> [Exercise directions]:
Extract each line from the entries below that has the string "кубической" in it.

> [Records supplied]:
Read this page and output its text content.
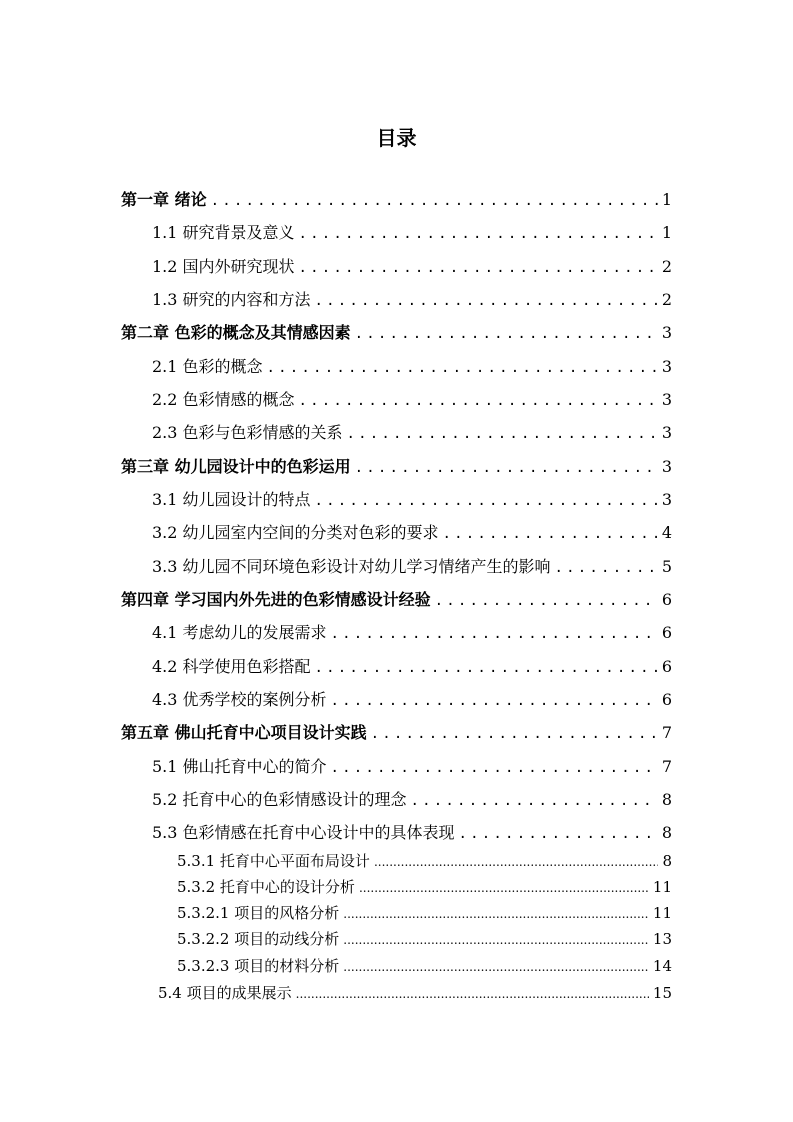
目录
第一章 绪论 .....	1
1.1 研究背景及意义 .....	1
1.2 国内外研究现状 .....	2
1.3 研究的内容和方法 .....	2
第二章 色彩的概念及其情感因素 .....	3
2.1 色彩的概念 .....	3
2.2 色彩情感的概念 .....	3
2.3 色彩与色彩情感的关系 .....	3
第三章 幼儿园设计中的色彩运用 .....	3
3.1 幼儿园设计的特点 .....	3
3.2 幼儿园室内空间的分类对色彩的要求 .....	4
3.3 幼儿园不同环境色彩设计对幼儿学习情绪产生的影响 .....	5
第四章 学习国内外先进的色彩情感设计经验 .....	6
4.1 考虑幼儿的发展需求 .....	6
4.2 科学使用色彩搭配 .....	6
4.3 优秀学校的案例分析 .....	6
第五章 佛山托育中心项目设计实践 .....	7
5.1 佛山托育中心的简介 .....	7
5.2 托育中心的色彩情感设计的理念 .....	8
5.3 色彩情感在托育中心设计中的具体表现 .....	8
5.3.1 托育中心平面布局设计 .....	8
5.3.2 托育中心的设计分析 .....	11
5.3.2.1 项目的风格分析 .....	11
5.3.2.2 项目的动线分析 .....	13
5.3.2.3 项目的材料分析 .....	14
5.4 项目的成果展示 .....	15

==

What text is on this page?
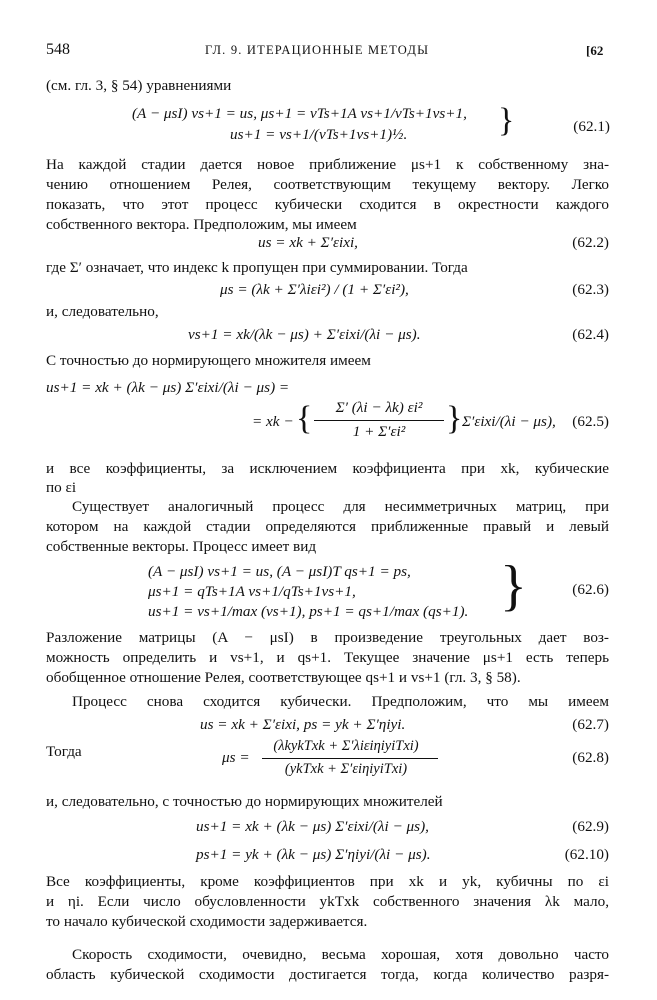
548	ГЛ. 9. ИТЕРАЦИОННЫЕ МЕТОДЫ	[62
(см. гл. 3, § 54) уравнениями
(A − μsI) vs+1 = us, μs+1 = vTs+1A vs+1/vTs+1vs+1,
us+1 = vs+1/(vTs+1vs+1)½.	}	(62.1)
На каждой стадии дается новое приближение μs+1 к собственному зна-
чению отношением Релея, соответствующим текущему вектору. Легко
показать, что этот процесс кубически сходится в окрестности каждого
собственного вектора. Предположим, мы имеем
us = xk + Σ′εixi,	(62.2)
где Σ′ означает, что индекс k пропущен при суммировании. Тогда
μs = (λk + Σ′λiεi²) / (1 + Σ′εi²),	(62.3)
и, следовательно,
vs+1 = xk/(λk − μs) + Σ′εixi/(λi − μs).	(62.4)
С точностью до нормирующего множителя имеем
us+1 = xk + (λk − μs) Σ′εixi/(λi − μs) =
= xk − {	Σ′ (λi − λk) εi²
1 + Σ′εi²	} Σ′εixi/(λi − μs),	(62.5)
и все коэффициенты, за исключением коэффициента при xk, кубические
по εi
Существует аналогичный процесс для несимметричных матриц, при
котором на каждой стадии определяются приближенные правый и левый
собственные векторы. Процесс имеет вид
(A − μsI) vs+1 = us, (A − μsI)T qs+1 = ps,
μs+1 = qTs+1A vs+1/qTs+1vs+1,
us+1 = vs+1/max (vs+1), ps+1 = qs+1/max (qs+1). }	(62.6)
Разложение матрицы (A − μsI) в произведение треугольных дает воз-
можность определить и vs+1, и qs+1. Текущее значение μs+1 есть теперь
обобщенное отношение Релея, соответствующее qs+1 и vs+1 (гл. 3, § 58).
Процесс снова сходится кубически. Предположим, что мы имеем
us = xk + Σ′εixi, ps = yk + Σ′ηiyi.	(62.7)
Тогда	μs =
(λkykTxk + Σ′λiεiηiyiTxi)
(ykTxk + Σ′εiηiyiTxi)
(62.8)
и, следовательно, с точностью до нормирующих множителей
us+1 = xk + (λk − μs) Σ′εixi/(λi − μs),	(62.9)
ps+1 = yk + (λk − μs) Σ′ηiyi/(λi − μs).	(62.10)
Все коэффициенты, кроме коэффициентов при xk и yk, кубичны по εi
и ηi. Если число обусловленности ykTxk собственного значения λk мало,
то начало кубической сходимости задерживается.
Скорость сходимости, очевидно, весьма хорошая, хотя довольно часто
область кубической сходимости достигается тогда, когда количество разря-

> [Result of this exercise]:
то начало кубической сходимости задерживается.
область кубической сходимости достигается тогда, когда количество разря-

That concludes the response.